▸ **JOB**
Repeat all the material exactly; pictures stay out of your copy.
+ + + + + + +
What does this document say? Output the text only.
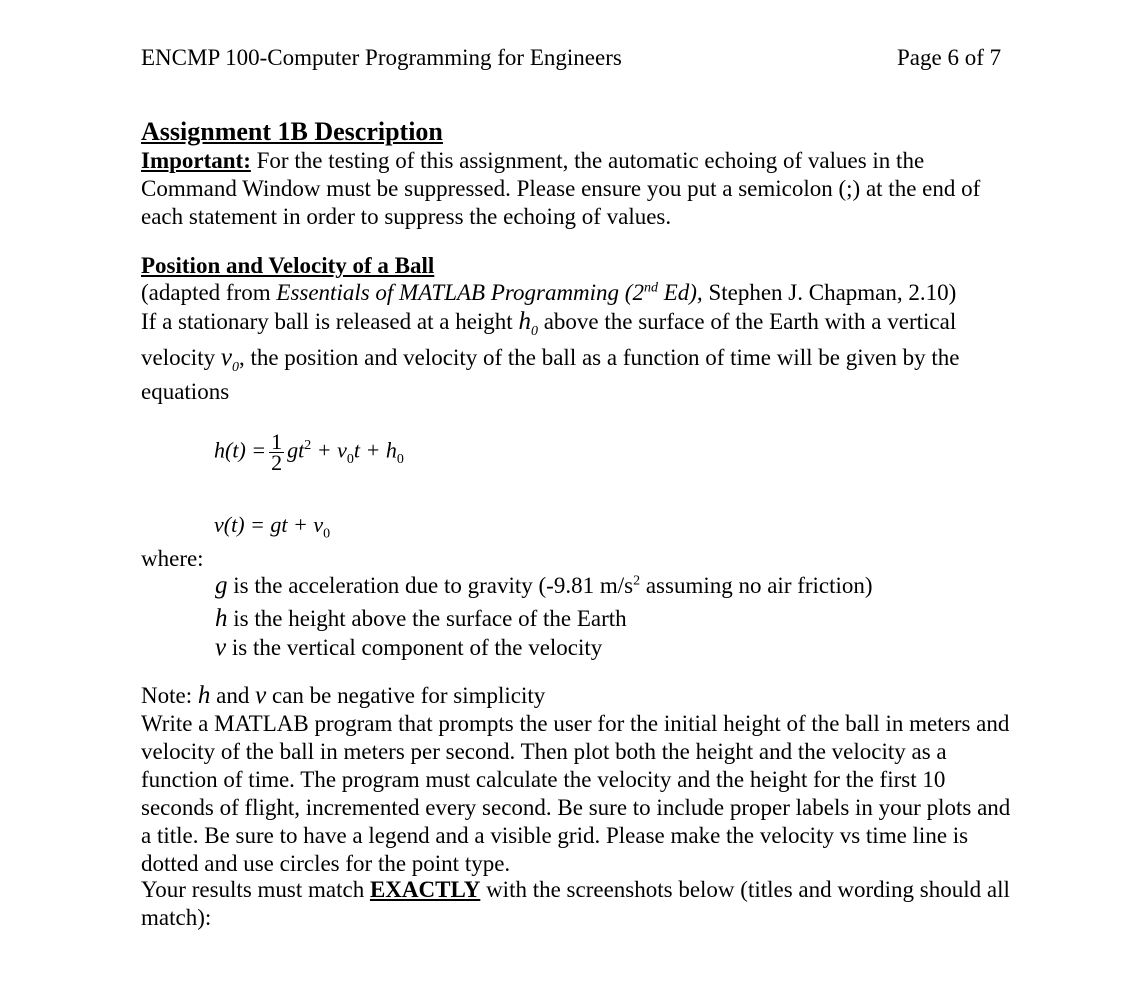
ENCMP 100-Computer Programming for Engineers	Page 6 of 7
Assignment 1B Description
Important: For the testing of this assignment, the automatic echoing of values in the Command Window must be suppressed. Please ensure you put a semicolon (;) at the end of each statement in order to suppress the echoing of values.
Position and Velocity of a Ball
(adapted from Essentials of MATLAB Programming (2nd Ed), Stephen J. Chapman, 2.10)
If a stationary ball is released at a height $h_0$ above the surface of the Earth with a vertical
velocity $v_0$, the position and velocity of the ball as a function of time will be given by the
equations
$h(t) = \frac{1}{2} gt^2 + v_0t + h_0$
v(t) = gt + $v_0$
where:
g is the acceleration due to gravity (-9.81 $m/s^2$ assuming no air friction)
h is the height above the surface of the Earth
v is the vertical component of the velocity
Note: h and v can be negative for simplicity
Write a MATLAB program that prompts the user for the initial height of the ball in meters and velocity of the ball in meters per second. Then plot both the height and the velocity as a function of time. The program must calculate the velocity and the height for the first 10 seconds of flight, incremented every second. Be sure to include proper labels in your plots and a title. Be sure to have a legend and a visible grid. Please make the velocity vs time line is dotted and use circles for the point type.
Your results must match EXACTLY with the screenshots below (titles and wording should all match):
+ + + + + + +
▸ **OUTPUT BELOW**
What does this document say? Output the text only.
ENCMP 100-Computer Programming for Engineers	Page 6 of 7
Assignment 1B Description
Important: For the testing of this assignment, the automatic echoing of values in the Command Window must be suppressed. Please ensure you put a semicolon (;) at the end of each statement in order to suppress the echoing of values.
Position and Velocity of a Ball
(adapted from Essentials of MATLAB Programming (2nd Ed), Stephen J. Chapman, 2.10)
If a stationary ball is released at a height $h_0$ above the surface of the Earth with a vertical
velocity $v_0$, the position and velocity of the ball as a function of time will be given by the
equations
$h(t) = \frac{1}{2} gt^2 + v_0t + h_0$
v(t) = gt + $v_0$
where:
g is the acceleration due to gravity (-9.81 $m/s^2$ assuming no air friction)
h is the height above the surface of the Earth
v is the vertical component of the velocity
Note: h and v can be negative for simplicity
Write a MATLAB program that prompts the user for the initial height of the ball in meters and velocity of the ball in meters per second. Then plot both the height and the velocity as a function of time. The program must calculate the velocity and the height for the first 10 seconds of flight, incremented every second. Be sure to include proper labels in your plots and a title. Be sure to have a legend and a visible grid. Please make the velocity vs time line is dotted and use circles for the point type.
Your results must match EXACTLY with the screenshots below (titles and wording should all match):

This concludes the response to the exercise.